**WORKING DATA**
--*--

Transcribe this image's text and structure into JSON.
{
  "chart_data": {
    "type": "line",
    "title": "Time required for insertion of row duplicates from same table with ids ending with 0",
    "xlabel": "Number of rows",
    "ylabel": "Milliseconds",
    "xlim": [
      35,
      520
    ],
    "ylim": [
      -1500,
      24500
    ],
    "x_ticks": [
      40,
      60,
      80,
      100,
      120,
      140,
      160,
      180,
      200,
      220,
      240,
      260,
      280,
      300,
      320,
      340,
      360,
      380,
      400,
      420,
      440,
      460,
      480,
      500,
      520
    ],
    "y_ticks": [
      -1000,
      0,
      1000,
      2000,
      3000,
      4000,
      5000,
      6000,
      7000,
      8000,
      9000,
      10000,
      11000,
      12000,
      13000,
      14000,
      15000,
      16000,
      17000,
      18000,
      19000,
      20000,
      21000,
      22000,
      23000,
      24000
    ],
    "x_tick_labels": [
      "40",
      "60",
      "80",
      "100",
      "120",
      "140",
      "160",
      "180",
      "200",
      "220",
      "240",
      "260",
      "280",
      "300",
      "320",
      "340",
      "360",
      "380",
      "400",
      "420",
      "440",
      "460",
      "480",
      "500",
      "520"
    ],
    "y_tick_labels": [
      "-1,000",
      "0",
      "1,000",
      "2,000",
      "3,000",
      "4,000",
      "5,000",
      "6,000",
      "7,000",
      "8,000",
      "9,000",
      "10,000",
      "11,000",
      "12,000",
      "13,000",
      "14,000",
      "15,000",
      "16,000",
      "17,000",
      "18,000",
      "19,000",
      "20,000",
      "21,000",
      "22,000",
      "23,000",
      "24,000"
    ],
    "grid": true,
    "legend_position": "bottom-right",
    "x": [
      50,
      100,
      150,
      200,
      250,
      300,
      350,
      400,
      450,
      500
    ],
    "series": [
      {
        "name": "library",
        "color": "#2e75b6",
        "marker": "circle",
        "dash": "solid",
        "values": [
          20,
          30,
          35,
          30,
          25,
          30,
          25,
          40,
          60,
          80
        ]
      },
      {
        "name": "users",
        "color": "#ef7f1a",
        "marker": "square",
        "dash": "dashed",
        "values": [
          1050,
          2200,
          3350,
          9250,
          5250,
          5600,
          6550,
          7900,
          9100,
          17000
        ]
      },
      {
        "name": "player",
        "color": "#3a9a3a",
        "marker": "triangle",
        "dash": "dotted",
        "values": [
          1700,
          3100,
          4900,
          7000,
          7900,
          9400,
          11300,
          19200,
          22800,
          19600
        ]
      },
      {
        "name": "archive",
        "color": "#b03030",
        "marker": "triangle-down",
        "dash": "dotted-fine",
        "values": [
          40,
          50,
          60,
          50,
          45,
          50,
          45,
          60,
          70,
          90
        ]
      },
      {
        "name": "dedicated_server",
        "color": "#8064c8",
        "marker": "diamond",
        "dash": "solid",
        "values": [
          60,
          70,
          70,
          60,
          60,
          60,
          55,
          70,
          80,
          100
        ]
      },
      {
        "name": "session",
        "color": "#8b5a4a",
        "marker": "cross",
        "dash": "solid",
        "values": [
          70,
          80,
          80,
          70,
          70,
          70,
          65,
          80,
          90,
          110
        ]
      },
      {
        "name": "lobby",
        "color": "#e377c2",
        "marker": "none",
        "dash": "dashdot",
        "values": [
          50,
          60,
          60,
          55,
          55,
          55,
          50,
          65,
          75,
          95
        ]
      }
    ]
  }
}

--*--

**STATED GOAL**
Return every line of the material exactly.

**CORRECT RESULT**
Transcribe this image's text and structure into JSON.
{
  "chart_data": {
    "type": "line",
    "title": "Time required for insertion of row duplicates from same table with ids ending with 0",
    "xlabel": "Number of rows",
    "ylabel": "Milliseconds",
    "xlim": [
      35,
      520
    ],
    "ylim": [
      -1500,
      24500
    ],
    "x_ticks": [
      40,
      60,
      80,
      100,
      120,
      140,
      160,
      180,
      200,
      220,
      240,
      260,
      280,
      300,
      320,
      340,
      360,
      380,
      400,
      420,
      440,
      460,
      480,
      500,
      520
    ],
    "y_ticks": [
      -1000,
      0,
      1000,
      2000,
      3000,
      4000,
      5000,
      6000,
      7000,
      8000,
      9000,
      10000,
      11000,
      12000,
      13000,
      14000,
      15000,
      16000,
      17000,
      18000,
      19000,
      20000,
      21000,
      22000,
      23000,
      24000
    ],
    "x_tick_labels": [
      "40",
      "60",
      "80",
      "100",
      "120",
      "140",
      "160",
      "180",
      "200",
      "220",
      "240",
      "260",
      "280",
      "300",
      "320",
      "340",
      "360",
      "380",
      "400",
      "420",
      "440",
      "460",
      "480",
      "500",
      "520"
    ],
    "y_tick_labels": [
      "-1,000",
      "0",
      "1,000",
      "2,000",
      "3,000",
      "4,000",
      "5,000",
      "6,000",
      "7,000",
      "8,000",
      "9,000",
      "10,000",
      "11,000",
      "12,000",
      "13,000",
      "14,000",
      "15,000",
      "16,000",
      "17,000",
      "18,000",
      "19,000",
      "20,000",
      "21,000",
      "22,000",
      "23,000",
      "24,000"
    ],
    "grid": true,
    "legend_position": "bottom-right",
    "x": [
      50,
      100,
      150,
      200,
      250,
      300,
      350,
      400,
      450,
      500
    ],
    "series": [
      {
        "name": "library",
        "color": "#2e75b6",
        "marker": "circle",
        "dash": "solid",
        "values": [
          20,
          30,
          35,
          30,
          25,
          30,
          25,
          40,
          60,
          80
        ]
      },
      {
        "name": "users",
        "color": "#ef7f1a",
        "marker": "square",
        "dash": "dashed",
        "values": [
          1050,
          2200,
          3350,
          9250,
          5250,
          5600,
          6550,
          7900,
          9100,
          17000
        ]
      },
      {
        "name": "player",
        "color": "#3a9a3a",
        "marker": "triangle",
        "dash": "dotted",
        "values": [
          1700,
          3100,
          4900,
          7000,
          7900,
          9400,
          11300,
          19200,
          22800,
          19600
        ]
      },
      {
        "name": "archive",
        "color": "#b03030",
        "marker": "triangle-down",
        "dash": "dotted-fine",
        "values": [
          40,
          50,
          60,
          50,
          45,
          50,
          45,
          60,
          70,
          90
        ]
      },
      {
        "name": "dedicated_server",
        "color": "#8064c8",
        "marker": "diamond",
        "dash": "solid",
        "values": [
          60,
          70,
          70,
          60,
          60,
          60,
          55,
          70,
          80,
          100
        ]
      },
      {
        "name": "session",
        "color": "#8b5a4a",
        "marker": "cross",
        "dash": "solid",
        "values": [
          70,
          80,
          80,
          70,
          70,
          70,
          65,
          80,
          90,
          110
        ]
      },
      {
        "name": "lobby",
        "color": "#e377c2",
        "marker": "none",
        "dash": "dashdot",
        "values": [
          50,
          60,
          60,
          55,
          55,
          55,
          50,
          65,
          75,
          95
        ]
      }
    ]
  }
}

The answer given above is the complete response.